**Stated goal**
Please repeat the material word for word, starting at its first line and ending with the line that contains "The spring housing 314 is at (730, 377).", including both of those lines.

---------- Information given ----------

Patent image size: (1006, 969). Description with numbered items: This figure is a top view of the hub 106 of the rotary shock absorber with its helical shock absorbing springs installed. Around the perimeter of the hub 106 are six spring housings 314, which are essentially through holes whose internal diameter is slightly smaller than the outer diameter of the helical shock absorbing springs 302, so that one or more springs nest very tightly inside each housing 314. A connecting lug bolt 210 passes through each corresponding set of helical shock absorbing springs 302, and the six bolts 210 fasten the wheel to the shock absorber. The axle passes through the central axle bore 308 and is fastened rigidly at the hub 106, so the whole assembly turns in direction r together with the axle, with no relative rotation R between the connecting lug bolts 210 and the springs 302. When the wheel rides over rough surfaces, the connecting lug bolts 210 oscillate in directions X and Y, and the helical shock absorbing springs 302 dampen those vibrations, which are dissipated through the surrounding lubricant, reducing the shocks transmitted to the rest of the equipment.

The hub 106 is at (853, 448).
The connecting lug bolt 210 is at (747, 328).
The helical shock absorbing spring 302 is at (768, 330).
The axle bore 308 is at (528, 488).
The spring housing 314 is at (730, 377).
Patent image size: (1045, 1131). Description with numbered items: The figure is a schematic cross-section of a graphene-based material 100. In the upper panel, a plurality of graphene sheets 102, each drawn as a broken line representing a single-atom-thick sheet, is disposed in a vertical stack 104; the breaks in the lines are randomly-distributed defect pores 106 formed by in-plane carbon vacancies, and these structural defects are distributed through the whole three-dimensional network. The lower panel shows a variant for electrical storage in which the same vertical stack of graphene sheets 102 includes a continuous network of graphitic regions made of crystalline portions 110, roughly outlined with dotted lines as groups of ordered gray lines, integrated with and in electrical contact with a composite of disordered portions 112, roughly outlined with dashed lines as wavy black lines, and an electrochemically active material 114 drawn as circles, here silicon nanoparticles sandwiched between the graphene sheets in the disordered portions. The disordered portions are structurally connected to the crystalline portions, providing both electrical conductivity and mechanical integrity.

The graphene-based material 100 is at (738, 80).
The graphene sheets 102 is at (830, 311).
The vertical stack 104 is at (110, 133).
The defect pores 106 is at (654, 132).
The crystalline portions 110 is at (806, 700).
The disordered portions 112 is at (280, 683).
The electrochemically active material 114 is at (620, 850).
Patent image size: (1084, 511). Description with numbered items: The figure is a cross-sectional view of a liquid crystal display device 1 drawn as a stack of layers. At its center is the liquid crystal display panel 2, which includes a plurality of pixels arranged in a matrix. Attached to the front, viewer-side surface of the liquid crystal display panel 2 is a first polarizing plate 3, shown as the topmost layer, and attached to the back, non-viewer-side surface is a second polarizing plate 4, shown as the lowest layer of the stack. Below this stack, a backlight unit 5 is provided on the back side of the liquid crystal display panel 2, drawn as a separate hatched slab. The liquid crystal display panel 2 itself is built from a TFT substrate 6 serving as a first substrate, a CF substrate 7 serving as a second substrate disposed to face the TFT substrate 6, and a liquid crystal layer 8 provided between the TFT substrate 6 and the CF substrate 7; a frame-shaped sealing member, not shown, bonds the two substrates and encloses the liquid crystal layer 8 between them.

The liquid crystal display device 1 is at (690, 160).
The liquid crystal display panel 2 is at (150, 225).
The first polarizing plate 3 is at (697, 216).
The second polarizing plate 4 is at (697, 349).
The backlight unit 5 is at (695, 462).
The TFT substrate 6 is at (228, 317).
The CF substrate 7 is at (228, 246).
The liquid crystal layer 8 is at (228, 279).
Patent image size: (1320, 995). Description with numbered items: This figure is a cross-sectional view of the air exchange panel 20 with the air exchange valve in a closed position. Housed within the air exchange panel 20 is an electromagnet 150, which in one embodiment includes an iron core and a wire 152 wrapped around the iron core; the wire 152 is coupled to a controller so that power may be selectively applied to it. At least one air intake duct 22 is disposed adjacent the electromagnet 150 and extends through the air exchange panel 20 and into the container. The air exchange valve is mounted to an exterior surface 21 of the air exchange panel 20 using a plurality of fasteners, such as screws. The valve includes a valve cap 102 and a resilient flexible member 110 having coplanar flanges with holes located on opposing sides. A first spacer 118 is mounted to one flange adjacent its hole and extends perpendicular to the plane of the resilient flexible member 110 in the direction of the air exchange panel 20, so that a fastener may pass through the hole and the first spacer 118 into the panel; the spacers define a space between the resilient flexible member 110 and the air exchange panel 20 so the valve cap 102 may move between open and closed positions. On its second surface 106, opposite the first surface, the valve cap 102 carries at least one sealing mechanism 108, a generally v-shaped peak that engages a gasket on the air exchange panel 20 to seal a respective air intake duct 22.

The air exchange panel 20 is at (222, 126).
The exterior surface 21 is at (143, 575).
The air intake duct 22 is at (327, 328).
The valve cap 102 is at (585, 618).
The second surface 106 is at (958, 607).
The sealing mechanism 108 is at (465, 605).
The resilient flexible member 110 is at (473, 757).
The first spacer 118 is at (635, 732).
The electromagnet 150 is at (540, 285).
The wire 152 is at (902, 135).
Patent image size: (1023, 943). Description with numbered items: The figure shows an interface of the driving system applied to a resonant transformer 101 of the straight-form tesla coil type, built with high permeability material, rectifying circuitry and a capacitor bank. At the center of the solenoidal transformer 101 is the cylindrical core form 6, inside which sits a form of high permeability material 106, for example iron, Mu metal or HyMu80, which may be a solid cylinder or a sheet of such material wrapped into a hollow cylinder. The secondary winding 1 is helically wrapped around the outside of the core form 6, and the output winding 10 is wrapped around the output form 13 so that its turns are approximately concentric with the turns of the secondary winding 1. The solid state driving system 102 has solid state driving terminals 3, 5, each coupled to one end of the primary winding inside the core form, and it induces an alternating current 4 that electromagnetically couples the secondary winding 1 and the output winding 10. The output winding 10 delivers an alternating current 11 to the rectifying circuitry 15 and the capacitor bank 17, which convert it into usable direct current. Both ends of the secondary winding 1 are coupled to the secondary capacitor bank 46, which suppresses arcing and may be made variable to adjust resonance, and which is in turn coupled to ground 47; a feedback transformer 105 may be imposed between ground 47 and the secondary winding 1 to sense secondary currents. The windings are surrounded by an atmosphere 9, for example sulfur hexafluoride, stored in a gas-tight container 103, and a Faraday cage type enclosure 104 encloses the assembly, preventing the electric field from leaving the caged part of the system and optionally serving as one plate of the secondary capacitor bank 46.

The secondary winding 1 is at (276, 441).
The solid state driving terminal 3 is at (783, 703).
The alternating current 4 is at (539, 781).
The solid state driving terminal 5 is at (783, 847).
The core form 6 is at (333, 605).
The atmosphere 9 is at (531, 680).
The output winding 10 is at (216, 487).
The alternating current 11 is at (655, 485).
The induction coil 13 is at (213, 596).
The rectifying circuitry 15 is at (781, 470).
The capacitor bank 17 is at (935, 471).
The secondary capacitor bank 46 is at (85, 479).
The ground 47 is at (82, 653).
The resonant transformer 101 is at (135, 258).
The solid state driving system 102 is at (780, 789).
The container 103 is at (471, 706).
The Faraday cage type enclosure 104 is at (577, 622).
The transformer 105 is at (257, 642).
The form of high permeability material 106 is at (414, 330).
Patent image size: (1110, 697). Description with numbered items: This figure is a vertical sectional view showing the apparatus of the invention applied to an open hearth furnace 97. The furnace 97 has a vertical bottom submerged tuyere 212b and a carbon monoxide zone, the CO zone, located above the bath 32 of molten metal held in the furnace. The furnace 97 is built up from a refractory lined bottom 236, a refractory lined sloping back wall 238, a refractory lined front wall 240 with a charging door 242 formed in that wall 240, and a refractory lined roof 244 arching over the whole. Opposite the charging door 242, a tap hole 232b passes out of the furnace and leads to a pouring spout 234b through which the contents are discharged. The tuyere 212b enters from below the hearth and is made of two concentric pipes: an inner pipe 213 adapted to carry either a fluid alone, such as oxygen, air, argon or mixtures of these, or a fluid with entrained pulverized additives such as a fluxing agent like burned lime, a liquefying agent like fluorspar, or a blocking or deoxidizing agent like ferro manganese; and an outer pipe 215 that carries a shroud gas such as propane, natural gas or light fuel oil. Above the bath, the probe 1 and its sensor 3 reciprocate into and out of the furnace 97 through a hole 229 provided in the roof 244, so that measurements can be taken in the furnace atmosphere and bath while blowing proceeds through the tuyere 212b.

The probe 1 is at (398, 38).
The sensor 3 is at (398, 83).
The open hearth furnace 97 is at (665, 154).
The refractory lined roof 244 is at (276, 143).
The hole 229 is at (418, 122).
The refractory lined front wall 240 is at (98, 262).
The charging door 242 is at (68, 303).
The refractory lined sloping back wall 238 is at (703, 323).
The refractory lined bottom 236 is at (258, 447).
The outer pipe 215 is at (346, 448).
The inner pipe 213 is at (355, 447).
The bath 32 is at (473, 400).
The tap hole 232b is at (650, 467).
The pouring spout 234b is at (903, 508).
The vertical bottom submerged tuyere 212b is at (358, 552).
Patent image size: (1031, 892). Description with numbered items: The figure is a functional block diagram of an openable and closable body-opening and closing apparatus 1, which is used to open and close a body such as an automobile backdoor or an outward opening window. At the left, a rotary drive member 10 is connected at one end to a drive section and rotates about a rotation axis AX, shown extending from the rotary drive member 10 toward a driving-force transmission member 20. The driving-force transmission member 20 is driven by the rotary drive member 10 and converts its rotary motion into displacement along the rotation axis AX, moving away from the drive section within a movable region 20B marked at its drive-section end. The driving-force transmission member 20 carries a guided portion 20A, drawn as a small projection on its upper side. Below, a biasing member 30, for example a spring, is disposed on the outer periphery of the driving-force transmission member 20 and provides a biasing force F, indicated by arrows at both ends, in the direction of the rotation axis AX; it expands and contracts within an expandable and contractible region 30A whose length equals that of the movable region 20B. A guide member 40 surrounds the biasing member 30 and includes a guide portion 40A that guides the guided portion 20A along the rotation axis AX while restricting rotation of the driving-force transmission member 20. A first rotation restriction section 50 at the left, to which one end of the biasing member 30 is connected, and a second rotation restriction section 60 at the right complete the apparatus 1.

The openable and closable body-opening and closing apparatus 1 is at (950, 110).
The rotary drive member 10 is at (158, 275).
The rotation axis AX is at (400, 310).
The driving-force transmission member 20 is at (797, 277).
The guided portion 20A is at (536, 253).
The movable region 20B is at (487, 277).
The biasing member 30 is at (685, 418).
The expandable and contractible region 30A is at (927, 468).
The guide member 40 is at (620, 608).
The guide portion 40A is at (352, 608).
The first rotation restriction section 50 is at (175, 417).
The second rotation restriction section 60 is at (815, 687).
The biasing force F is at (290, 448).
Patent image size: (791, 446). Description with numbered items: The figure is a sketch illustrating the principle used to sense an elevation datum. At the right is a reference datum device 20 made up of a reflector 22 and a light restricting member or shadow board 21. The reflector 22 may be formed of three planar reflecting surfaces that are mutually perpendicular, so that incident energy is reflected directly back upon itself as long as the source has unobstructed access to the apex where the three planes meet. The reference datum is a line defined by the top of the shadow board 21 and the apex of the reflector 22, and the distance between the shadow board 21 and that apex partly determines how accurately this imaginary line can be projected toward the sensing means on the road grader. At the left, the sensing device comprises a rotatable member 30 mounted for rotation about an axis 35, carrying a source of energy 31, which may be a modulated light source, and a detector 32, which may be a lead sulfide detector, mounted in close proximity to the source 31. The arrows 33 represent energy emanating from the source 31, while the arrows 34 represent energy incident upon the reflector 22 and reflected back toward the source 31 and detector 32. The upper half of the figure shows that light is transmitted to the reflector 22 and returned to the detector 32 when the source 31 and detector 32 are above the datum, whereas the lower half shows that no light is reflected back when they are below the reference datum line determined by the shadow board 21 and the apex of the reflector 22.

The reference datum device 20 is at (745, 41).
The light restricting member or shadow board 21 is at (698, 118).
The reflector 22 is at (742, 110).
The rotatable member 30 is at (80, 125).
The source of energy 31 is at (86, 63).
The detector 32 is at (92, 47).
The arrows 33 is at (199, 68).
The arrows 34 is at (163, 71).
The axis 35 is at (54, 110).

----------

**Answer to the task**
Patent image size: (1006, 969). Description with numbered items: This figure is a top view of the hub 106 of the rotary shock absorber with its helical shock absorbing springs installed. Around the perimeter of the hub 106 are six spring housings 314, which are essentially through holes whose internal diameter is slightly smaller than the outer diameter of the helical shock absorbing springs 302, so that one or more springs nest very tightly inside each housing 314. A connecting lug bolt 210 passes through each corresponding set of helical shock absorbing springs 302, and the six bolts 210 fasten the wheel to the shock absorber. The axle passes through the central axle bore 308 and is fastened rigidly at the hub 106, so the whole assembly turns in direction r together with the axle, with no relative rotation R between the connecting lug bolts 210 and the springs 302. When the wheel rides over rough surfaces, the connecting lug bolts 210 oscillate in directions X and Y, and the helical shock absorbing springs 302 dampen those vibrations, which are dissipated through the surrounding lubricant, reducing the shocks transmitted to the rest of the equipment.

The hub 106 is at (853, 448).
The connecting lug bolt 210 is at (747, 328).
The helical shock absorbing spring 302 is at (768, 330).
The axle bore 308 is at (528, 488).
The spring housing 314 is at (730, 377).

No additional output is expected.